■ Document section ■

Russian real estate took an alarming dive after the crisis, but the sector is now showing signs of life.

The Russian real-estate market swooned after the crisis, with a 77% fall in property deals and the size of those deals falling by 50%. Well, if you were an oligarch, wouldn't you prefer to live next to London's Regent's Park than a leather tannery in Irkutsk?

Local IPO plans for property vehicles were shelved, construction companies went bust and some fundraisings for property flopped. Aberdeen Asset Management didn't raise anything for its mooted fund, although East Capital managed to launch a property fund, and Raven Russia listed on London's Alternative Investment Market.

The capital markets are still equivocating about Russian real estate, and the local commercial lending market needs to grow to be an adequate replacement for any shortfall.

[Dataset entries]

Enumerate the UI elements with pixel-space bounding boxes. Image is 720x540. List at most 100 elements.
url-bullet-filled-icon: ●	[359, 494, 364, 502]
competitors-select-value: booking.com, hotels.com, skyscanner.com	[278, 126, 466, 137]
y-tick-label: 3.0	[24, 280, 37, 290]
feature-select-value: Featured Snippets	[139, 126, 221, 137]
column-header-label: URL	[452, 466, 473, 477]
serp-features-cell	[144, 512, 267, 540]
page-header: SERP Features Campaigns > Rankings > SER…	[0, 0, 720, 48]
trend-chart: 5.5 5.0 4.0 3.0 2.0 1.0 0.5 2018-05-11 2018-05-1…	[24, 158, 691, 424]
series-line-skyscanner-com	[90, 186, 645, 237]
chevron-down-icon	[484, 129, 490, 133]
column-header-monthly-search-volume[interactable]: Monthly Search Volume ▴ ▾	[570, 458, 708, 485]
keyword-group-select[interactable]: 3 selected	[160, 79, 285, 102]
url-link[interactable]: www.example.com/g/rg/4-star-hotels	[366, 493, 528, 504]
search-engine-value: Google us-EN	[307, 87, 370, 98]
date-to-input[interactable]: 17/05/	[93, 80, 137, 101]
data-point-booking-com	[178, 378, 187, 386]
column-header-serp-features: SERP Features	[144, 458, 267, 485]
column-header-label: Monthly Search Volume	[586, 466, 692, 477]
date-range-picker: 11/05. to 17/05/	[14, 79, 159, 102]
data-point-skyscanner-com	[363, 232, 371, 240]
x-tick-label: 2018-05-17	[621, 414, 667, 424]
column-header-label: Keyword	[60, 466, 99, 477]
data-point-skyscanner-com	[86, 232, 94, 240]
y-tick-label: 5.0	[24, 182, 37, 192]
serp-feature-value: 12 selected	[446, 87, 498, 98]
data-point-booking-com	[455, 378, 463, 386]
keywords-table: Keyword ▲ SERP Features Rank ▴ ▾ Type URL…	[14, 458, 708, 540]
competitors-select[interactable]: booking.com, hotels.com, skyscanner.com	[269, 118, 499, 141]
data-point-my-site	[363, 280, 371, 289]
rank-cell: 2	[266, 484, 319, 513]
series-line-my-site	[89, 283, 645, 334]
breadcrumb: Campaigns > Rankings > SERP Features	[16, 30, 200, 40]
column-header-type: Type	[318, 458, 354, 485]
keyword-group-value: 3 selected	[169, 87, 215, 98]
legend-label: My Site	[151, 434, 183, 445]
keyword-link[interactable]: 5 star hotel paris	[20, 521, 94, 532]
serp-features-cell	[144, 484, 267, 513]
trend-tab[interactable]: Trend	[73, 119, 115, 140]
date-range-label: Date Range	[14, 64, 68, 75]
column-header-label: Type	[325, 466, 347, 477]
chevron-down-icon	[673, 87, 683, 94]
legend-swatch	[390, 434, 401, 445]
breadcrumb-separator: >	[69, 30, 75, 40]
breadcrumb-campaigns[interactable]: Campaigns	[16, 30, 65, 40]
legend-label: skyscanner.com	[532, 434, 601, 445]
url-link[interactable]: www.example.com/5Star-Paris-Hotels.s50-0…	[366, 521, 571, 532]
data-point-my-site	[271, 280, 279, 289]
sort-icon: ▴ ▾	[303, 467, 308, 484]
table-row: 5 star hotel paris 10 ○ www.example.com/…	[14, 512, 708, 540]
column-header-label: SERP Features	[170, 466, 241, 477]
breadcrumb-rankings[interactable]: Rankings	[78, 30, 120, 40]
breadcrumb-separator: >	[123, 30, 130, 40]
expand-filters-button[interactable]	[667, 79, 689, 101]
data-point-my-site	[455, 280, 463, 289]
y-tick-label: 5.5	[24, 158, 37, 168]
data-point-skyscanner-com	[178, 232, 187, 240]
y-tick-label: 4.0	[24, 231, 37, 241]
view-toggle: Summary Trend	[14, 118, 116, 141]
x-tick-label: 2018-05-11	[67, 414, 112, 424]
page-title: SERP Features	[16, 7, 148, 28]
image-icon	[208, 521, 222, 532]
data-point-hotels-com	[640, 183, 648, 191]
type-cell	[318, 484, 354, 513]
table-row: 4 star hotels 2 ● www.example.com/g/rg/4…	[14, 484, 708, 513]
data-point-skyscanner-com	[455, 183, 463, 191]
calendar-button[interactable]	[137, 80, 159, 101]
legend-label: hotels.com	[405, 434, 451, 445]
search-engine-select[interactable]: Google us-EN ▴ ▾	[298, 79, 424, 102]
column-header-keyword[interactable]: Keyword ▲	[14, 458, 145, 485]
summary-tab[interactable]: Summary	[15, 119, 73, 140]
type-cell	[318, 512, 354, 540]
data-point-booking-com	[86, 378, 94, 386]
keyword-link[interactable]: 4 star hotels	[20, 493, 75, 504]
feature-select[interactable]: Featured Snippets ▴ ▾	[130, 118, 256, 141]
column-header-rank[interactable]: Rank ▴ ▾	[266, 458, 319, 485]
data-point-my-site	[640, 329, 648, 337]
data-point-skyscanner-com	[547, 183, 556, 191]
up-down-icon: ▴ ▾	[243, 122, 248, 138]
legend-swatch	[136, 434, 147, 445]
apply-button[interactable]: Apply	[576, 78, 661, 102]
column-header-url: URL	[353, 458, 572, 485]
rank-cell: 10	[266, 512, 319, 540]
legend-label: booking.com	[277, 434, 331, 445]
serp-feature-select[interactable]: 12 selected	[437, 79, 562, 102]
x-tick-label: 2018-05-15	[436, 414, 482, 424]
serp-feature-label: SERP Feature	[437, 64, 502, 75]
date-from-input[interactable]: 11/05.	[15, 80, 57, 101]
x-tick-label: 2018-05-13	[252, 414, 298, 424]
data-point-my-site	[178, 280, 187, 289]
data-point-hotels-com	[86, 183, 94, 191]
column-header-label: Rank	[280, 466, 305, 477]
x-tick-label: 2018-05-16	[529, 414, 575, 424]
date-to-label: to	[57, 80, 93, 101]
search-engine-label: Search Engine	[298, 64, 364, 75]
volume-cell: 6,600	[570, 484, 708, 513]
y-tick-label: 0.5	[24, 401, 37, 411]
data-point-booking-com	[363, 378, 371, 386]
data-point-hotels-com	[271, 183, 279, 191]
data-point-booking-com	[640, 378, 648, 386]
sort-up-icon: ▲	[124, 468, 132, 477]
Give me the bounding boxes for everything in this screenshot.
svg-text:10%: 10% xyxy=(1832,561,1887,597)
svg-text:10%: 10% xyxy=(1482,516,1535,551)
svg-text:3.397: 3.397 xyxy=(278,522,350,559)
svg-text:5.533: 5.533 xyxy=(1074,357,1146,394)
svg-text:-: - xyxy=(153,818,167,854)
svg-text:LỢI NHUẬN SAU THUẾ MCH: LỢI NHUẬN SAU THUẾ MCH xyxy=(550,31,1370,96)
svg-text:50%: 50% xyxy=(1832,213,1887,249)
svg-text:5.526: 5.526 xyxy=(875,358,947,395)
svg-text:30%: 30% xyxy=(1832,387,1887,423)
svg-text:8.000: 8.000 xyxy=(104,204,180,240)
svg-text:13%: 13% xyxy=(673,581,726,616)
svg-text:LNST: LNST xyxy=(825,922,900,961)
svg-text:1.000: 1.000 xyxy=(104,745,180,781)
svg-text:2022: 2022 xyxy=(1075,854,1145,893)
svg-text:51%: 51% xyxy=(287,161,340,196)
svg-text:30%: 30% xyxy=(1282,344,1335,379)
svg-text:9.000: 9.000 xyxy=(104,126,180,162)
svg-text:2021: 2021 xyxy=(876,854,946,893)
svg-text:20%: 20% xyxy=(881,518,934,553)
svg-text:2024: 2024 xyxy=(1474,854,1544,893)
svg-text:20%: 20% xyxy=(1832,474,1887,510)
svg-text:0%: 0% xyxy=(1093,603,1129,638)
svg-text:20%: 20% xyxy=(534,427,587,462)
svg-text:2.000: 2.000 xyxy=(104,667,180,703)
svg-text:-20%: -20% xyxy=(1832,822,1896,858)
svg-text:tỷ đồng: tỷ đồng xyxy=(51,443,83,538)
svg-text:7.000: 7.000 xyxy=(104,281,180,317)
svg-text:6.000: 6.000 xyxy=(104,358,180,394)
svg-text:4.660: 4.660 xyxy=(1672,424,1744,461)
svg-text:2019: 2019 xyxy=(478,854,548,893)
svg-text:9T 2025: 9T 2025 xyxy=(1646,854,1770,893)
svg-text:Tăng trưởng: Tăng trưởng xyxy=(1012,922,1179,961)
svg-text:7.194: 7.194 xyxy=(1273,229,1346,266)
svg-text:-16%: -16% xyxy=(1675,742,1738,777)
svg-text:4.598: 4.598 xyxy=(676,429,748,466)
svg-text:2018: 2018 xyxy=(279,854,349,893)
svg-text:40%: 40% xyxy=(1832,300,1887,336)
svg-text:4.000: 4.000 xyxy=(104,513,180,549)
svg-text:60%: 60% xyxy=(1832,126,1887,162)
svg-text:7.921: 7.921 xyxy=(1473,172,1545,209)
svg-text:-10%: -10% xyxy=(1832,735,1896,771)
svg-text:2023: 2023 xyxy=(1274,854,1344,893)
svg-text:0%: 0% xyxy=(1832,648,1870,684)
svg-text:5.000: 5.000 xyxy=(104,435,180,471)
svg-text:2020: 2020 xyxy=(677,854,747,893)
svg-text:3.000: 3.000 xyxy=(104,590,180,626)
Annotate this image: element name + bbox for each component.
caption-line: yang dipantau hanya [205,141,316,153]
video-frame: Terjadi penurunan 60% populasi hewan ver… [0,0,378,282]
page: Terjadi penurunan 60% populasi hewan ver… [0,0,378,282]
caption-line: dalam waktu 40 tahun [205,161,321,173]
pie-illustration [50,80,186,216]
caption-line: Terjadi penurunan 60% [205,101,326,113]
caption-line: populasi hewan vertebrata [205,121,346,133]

■ Work order A ■
In the passage on Russian real estate, which company listed on London's Alternative Investment Market?
■ Work order B ■
Write the next few sentences of the passage on Russian real estate, picking up after its final sentence.

■ Task answer A ■
Raven Russia.

■ Task answer B ■
In residential real estate, banks can't charge more than an 11% interest rate on mortgages. It is an under-banked market, and lenders frequently reserve mortgage products for their best clients. Loans are simply not widely available.

"Lake Baikal is larger than Belgium, but the entire Russian mortgage market is smaller than Belgium's," says Glenn Koleeny, partner and heads of M&A at law firm Salans in St Petersburg, who was moderating a panel at the AsianInvestor and FinanceAsia Russia Capital Raising and Investment Summit in Hong Kong last week. We are not sure if he was recommending selling house boats on the lake, but we think we know what he was getting at.

Five-star hotels have suffered badly during the crisis, with occupancy rates dropping to 55% in Moscow and 30% in St Petersburg, even during the city's famous White Nights Festival.

"The opportunity now in Russia is in three-star hotels," says Michael Davidov, an executive director at Euroconsult, another panelist. "Russian entrepreneurs have built big three-star chains quite quickly." It still costs five times as much to build a hotel in Russia than in, say, Bulgaria. That's a factor of the higher price of land and greater construction costs.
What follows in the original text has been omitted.